Recorded information:
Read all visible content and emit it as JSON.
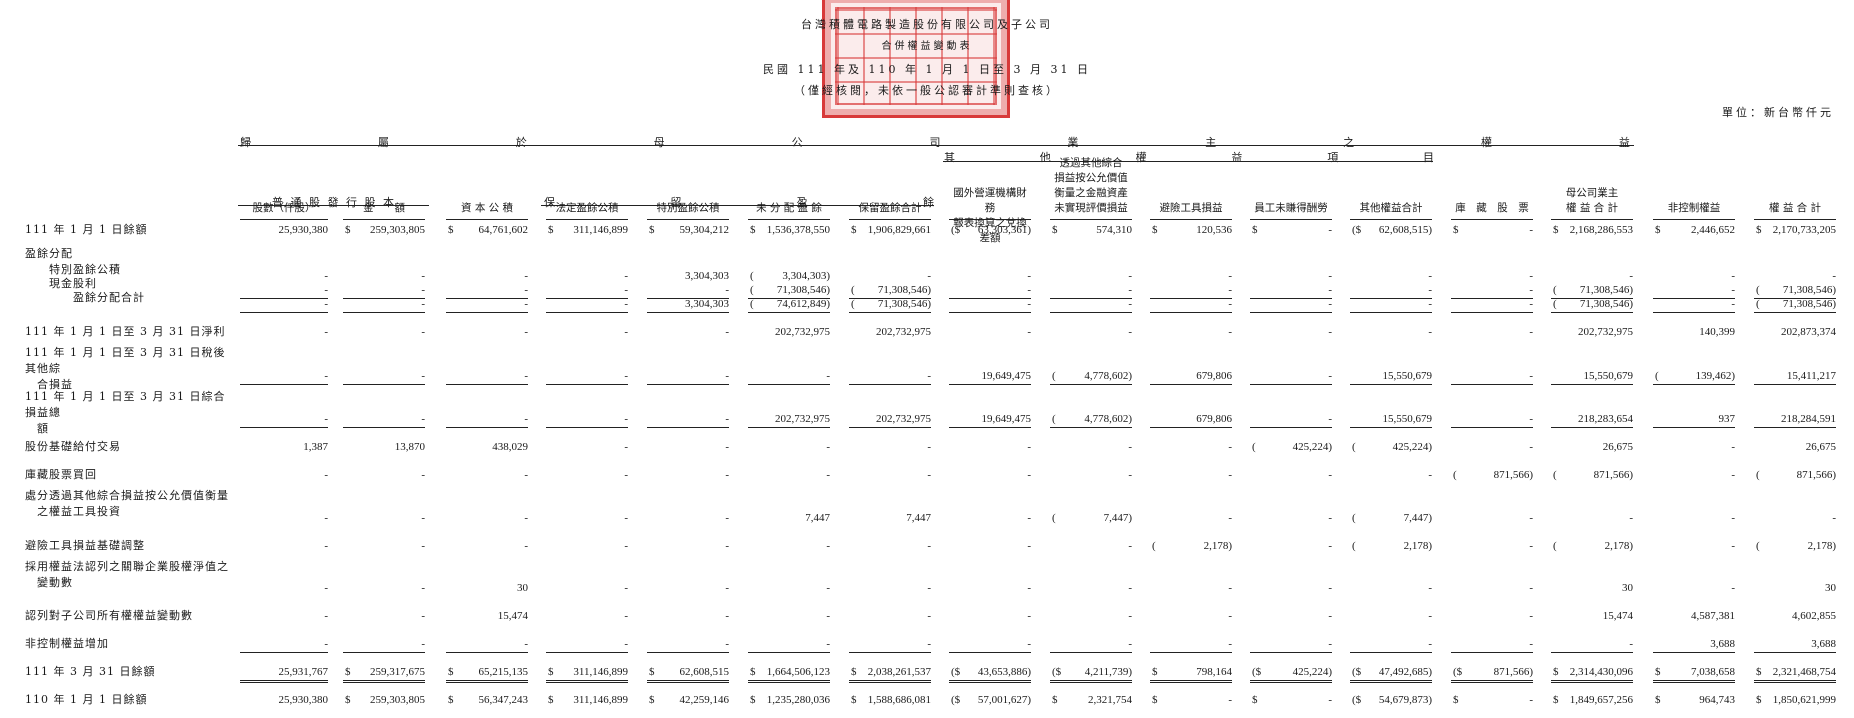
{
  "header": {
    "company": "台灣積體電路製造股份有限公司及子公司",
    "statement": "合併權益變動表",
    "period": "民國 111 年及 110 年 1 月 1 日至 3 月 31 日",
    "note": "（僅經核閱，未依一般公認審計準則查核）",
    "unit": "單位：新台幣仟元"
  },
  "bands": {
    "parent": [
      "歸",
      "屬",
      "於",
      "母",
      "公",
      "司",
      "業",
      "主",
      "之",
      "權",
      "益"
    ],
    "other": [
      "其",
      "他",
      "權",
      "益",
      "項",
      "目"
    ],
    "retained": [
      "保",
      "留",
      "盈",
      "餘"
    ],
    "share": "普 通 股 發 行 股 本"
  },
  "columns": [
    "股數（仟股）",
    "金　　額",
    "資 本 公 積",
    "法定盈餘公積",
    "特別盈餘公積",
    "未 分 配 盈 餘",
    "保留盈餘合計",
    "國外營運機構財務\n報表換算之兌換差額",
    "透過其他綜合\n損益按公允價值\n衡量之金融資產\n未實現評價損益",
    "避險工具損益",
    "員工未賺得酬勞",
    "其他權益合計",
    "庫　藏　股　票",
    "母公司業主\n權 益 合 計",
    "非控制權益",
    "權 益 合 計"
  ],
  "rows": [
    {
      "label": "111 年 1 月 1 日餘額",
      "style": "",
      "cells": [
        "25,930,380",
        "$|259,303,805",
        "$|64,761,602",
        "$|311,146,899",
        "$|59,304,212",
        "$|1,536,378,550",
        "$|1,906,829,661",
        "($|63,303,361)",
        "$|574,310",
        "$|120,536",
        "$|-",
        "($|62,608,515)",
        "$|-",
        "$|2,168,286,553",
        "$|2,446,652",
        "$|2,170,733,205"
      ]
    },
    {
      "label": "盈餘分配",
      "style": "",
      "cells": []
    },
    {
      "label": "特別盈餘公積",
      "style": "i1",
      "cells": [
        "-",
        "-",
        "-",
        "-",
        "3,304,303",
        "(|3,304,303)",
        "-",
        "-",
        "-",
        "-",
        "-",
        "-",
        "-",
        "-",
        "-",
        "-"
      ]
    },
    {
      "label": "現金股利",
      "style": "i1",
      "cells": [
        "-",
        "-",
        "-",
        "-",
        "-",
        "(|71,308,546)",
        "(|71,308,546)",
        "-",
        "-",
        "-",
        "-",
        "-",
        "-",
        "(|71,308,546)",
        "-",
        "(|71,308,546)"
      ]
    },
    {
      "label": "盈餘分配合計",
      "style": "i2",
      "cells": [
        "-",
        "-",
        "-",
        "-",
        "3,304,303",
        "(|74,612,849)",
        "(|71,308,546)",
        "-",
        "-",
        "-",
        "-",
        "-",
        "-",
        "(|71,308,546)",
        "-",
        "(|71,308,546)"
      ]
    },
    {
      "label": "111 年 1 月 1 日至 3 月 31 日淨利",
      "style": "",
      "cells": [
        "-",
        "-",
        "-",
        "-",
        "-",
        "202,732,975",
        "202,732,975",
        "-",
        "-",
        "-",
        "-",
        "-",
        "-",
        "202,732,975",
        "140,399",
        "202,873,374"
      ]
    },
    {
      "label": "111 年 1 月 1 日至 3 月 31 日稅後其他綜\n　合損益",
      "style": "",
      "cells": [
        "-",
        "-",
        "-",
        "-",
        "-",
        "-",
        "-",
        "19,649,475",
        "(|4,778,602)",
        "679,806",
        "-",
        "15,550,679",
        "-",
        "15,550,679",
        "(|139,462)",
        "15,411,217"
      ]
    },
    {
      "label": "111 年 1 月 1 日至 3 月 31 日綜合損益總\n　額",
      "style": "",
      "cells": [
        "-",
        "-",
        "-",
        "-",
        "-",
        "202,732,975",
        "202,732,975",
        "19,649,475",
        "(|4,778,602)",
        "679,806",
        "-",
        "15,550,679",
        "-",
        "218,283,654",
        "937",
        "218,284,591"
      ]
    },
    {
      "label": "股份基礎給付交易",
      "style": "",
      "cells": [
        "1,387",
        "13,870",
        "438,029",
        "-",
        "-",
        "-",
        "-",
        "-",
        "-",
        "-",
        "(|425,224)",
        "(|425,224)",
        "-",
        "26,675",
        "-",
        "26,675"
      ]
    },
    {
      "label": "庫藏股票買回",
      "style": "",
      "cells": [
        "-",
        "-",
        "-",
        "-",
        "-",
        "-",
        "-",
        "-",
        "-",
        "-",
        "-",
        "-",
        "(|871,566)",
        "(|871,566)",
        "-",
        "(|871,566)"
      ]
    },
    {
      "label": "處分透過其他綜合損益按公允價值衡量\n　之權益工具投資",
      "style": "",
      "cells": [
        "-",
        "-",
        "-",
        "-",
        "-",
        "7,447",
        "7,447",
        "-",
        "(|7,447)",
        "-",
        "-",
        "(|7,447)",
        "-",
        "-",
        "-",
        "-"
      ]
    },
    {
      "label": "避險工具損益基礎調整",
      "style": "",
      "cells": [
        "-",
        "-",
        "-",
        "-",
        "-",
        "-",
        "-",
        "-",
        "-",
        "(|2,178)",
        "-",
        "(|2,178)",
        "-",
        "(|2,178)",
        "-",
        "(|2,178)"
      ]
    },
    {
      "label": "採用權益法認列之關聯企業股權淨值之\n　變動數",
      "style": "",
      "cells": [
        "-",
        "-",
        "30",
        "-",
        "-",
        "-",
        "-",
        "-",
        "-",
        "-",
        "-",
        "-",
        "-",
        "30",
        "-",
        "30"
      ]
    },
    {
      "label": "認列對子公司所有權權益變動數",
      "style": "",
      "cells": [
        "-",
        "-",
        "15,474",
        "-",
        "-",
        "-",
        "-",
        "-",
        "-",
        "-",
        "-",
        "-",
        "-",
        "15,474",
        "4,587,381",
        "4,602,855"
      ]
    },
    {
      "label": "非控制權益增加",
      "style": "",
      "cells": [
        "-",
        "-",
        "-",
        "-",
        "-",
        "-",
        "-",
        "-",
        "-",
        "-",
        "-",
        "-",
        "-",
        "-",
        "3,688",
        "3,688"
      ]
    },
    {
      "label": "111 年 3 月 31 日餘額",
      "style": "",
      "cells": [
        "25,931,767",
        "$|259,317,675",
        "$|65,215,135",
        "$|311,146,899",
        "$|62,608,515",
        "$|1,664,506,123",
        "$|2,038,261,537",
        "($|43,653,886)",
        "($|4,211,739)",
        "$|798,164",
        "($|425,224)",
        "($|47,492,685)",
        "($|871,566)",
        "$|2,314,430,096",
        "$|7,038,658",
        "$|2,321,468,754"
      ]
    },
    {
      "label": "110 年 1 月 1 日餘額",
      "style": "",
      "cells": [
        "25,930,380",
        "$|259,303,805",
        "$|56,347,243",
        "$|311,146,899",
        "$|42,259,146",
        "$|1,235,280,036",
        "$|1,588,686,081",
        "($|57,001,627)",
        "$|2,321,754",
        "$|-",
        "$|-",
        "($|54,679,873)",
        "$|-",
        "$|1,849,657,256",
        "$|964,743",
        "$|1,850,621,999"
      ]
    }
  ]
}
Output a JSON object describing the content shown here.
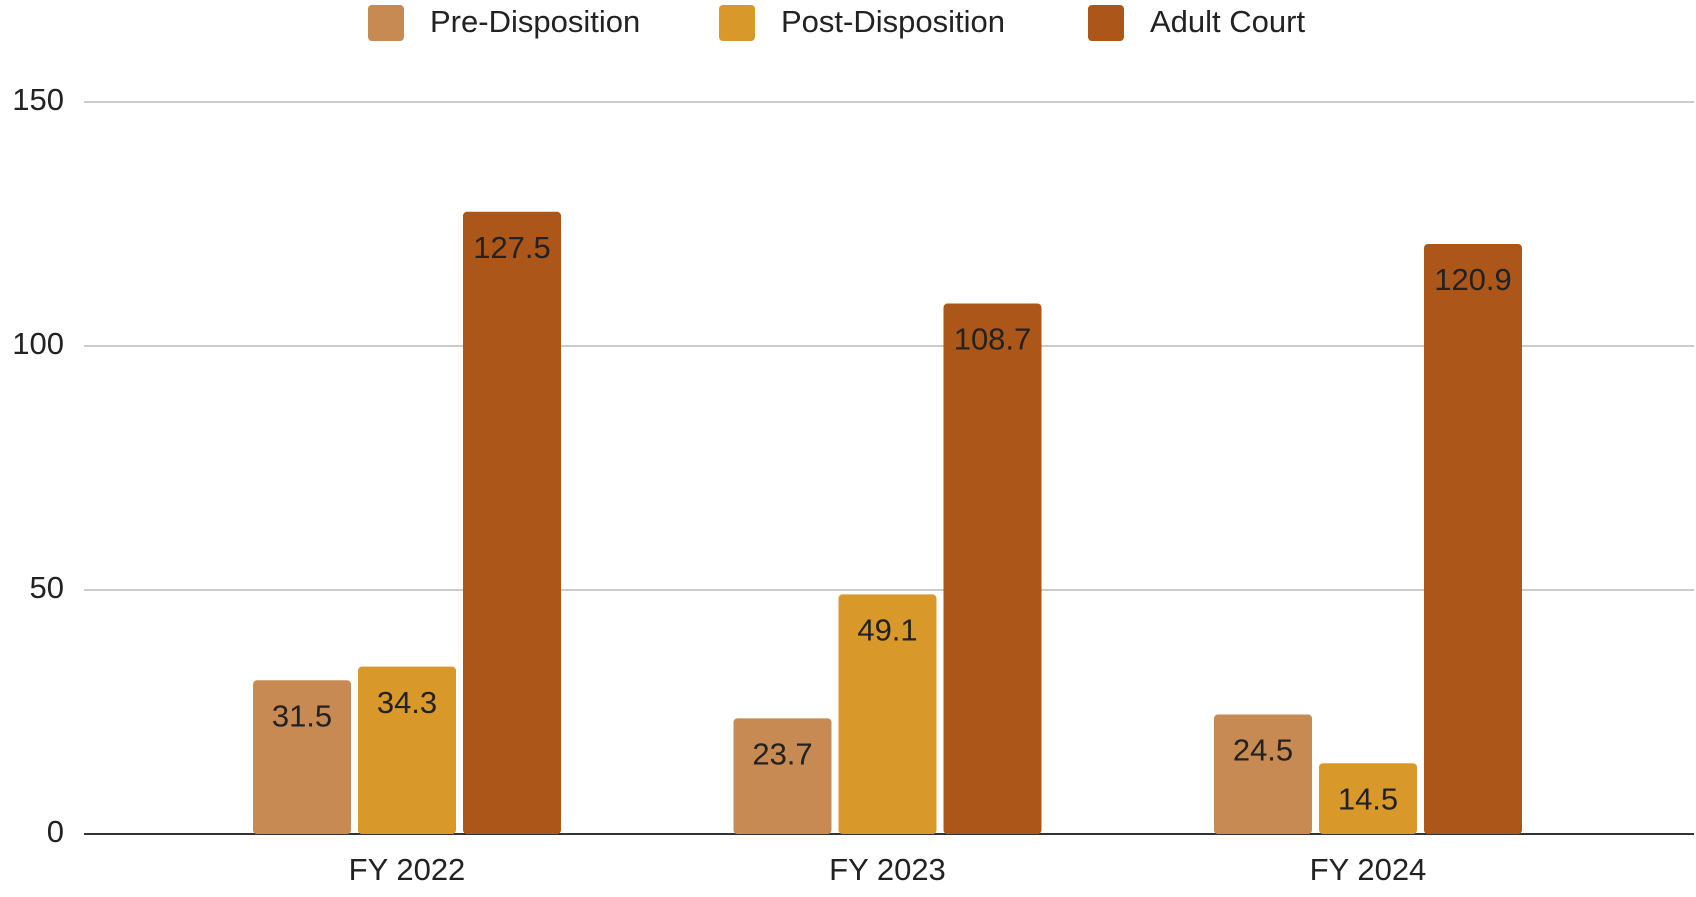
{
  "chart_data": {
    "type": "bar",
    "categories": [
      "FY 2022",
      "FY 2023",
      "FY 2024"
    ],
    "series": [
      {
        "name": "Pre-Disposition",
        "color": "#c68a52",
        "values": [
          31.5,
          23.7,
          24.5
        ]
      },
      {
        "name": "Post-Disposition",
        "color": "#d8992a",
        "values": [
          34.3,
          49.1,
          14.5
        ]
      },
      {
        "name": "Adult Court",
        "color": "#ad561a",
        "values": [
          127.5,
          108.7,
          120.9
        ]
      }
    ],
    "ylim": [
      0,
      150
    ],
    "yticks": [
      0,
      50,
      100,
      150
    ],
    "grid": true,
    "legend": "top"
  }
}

What to work on: Excluding the pictures, reproduce every entry exactly as given.

Solution:
Read all visible content and emit it as JSON.
{
  "header": {
    "company": "台灣積體電路製造股份有限公司及子公司",
    "statement": "合併權益變動表",
    "period": "民國 111 年及 110 年 1 月 1 日至 3 月 31 日",
    "note": "（僅經核閱，未依一般公認審計準則查核）",
    "unit": "單位：新台幣仟元"
  },
  "bands": {
    "parent": [
      "歸",
      "屬",
      "於",
      "母",
      "公",
      "司",
      "業",
      "主",
      "之",
      "權",
      "益"
    ],
    "other": [
      "其",
      "他",
      "權",
      "益",
      "項",
      "目"
    ],
    "retained": [
      "保",
      "留",
      "盈",
      "餘"
    ],
    "share": "普 通 股 發 行 股 本"
  },
  "columns": [
    "股數（仟股）",
    "金　　額",
    "資 本 公 積",
    "法定盈餘公積",
    "特別盈餘公積",
    "未 分 配 盈 餘",
    "保留盈餘合計",
    "國外營運機構財務\n報表換算之兌換差額",
    "透過其他綜合\n損益按公允價值\n衡量之金融資產\n未實現評價損益",
    "避險工具損益",
    "員工未賺得酬勞",
    "其他權益合計",
    "庫　藏　股　票",
    "母公司業主\n權 益 合 計",
    "非控制權益",
    "權 益 合 計"
  ],
  "rows": [
    {
      "label": "111 年 1 月 1 日餘額",
      "style": "",
      "cells": [
        "25,930,380",
        "$|259,303,805",
        "$|64,761,602",
        "$|311,146,899",
        "$|59,304,212",
        "$|1,536,378,550",
        "$|1,906,829,661",
        "($|63,303,361)",
        "$|574,310",
        "$|120,536",
        "$|-",
        "($|62,608,515)",
        "$|-",
        "$|2,168,286,553",
        "$|2,446,652",
        "$|2,170,733,205"
      ]
    },
    {
      "label": "盈餘分配",
      "style": "",
      "cells": []
    },
    {
      "label": "特別盈餘公積",
      "style": "i1",
      "cells": [
        "-",
        "-",
        "-",
        "-",
        "3,304,303",
        "(|3,304,303)",
        "-",
        "-",
        "-",
        "-",
        "-",
        "-",
        "-",
        "-",
        "-",
        "-"
      ]
    },
    {
      "label": "現金股利",
      "style": "i1",
      "cells": [
        "-",
        "-",
        "-",
        "-",
        "-",
        "(|71,308,546)",
        "(|71,308,546)",
        "-",
        "-",
        "-",
        "-",
        "-",
        "-",
        "(|71,308,546)",
        "-",
        "(|71,308,546)"
      ]
    },
    {
      "label": "盈餘分配合計",
      "style": "i2",
      "cells": [
        "-",
        "-",
        "-",
        "-",
        "3,304,303",
        "(|74,612,849)",
        "(|71,308,546)",
        "-",
        "-",
        "-",
        "-",
        "-",
        "-",
        "(|71,308,546)",
        "-",
        "(|71,308,546)"
      ]
    },
    {
      "label": "111 年 1 月 1 日至 3 月 31 日淨利",
      "style": "",
      "cells": [
        "-",
        "-",
        "-",
        "-",
        "-",
        "202,732,975",
        "202,732,975",
        "-",
        "-",
        "-",
        "-",
        "-",
        "-",
        "202,732,975",
        "140,399",
        "202,873,374"
      ]
    },
    {
      "label": "111 年 1 月 1 日至 3 月 31 日稅後其他綜\n　合損益",
      "style": "",
      "cells": [
        "-",
        "-",
        "-",
        "-",
        "-",
        "-",
        "-",
        "19,649,475",
        "(|4,778,602)",
        "679,806",
        "-",
        "15,550,679",
        "-",
        "15,550,679",
        "(|139,462)",
        "15,411,217"
      ]
    },
    {
      "label": "111 年 1 月 1 日至 3 月 31 日綜合損益總\n　額",
      "style": "",
      "cells": [
        "-",
        "-",
        "-",
        "-",
        "-",
        "202,732,975",
        "202,732,975",
        "19,649,475",
        "(|4,778,602)",
        "679,806",
        "-",
        "15,550,679",
        "-",
        "218,283,654",
        "937",
        "218,284,591"
      ]
    },
    {
      "label": "股份基礎給付交易",
      "style": "",
      "cells": [
        "1,387",
        "13,870",
        "438,029",
        "-",
        "-",
        "-",
        "-",
        "-",
        "-",
        "-",
        "(|425,224)",
        "(|425,224)",
        "-",
        "26,675",
        "-",
        "26,675"
      ]
    },
    {
      "label": "庫藏股票買回",
      "style": "",
      "cells": [
        "-",
        "-",
        "-",
        "-",
        "-",
        "-",
        "-",
        "-",
        "-",
        "-",
        "-",
        "-",
        "(|871,566)",
        "(|871,566)",
        "-",
        "(|871,566)"
      ]
    },
    {
      "label": "處分透過其他綜合損益按公允價值衡量\n　之權益工具投資",
      "style": "",
      "cells": [
        "-",
        "-",
        "-",
        "-",
        "-",
        "7,447",
        "7,447",
        "-",
        "(|7,447)",
        "-",
        "-",
        "(|7,447)",
        "-",
        "-",
        "-",
        "-"
      ]
    },
    {
      "label": "避險工具損益基礎調整",
      "style": "",
      "cells": [
        "-",
        "-",
        "-",
        "-",
        "-",
        "-",
        "-",
        "-",
        "-",
        "(|2,178)",
        "-",
        "(|2,178)",
        "-",
        "(|2,178)",
        "-",
        "(|2,178)"
      ]
    },
    {
      "label": "採用權益法認列之關聯企業股權淨值之\n　變動數",
      "style": "",
      "cells": [
        "-",
        "-",
        "30",
        "-",
        "-",
        "-",
        "-",
        "-",
        "-",
        "-",
        "-",
        "-",
        "-",
        "30",
        "-",
        "30"
      ]
    },
    {
      "label": "認列對子公司所有權權益變動數",
      "style": "",
      "cells": [
        "-",
        "-",
        "15,474",
        "-",
        "-",
        "-",
        "-",
        "-",
        "-",
        "-",
        "-",
        "-",
        "-",
        "15,474",
        "4,587,381",
        "4,602,855"
      ]
    },
    {
      "label": "非控制權益增加",
      "style": "",
      "cells": [
        "-",
        "-",
        "-",
        "-",
        "-",
        "-",
        "-",
        "-",
        "-",
        "-",
        "-",
        "-",
        "-",
        "-",
        "3,688",
        "3,688"
      ]
    },
    {
      "label": "111 年 3 月 31 日餘額",
      "style": "",
      "cells": [
        "25,931,767",
        "$|259,317,675",
        "$|65,215,135",
        "$|311,146,899",
        "$|62,608,515",
        "$|1,664,506,123",
        "$|2,038,261,537",
        "($|43,653,886)",
        "($|4,211,739)",
        "$|798,164",
        "($|425,224)",
        "($|47,492,685)",
        "($|871,566)",
        "$|2,314,430,096",
        "$|7,038,658",
        "$|2,321,468,754"
      ]
    },
    {
      "label": "110 年 1 月 1 日餘額",
      "style": "",
      "cells": [
        "25,930,380",
        "$|259,303,805",
        "$|56,347,243",
        "$|311,146,899",
        "$|42,259,146",
        "$|1,235,280,036",
        "$|1,588,686,081",
        "($|57,001,627)",
        "$|2,321,754",
        "$|-",
        "$|-",
        "($|54,679,873)",
        "$|-",
        "$|1,849,657,256",
        "$|964,743",
        "$|1,850,621,999"
      ]
    }
  ]
}
Output a JSON object describing the content shown here.
{
  "chart_data": {
    "type": "bar",
    "categories": [
      "FY 2022",
      "FY 2023",
      "FY 2024"
    ],
    "series": [
      {
        "name": "Pre-Disposition",
        "color": "#c68a52",
        "values": [
          31.5,
          23.7,
          24.5
        ]
      },
      {
        "name": "Post-Disposition",
        "color": "#d8992a",
        "values": [
          34.3,
          49.1,
          14.5
        ]
      },
      {
        "name": "Adult Court",
        "color": "#ad561a",
        "values": [
          127.5,
          108.7,
          120.9
        ]
      }
    ],
    "ylim": [
      0,
      150
    ],
    "yticks": [
      0,
      50,
      100,
      150
    ],
    "grid": true,
    "legend": "top"
  }
}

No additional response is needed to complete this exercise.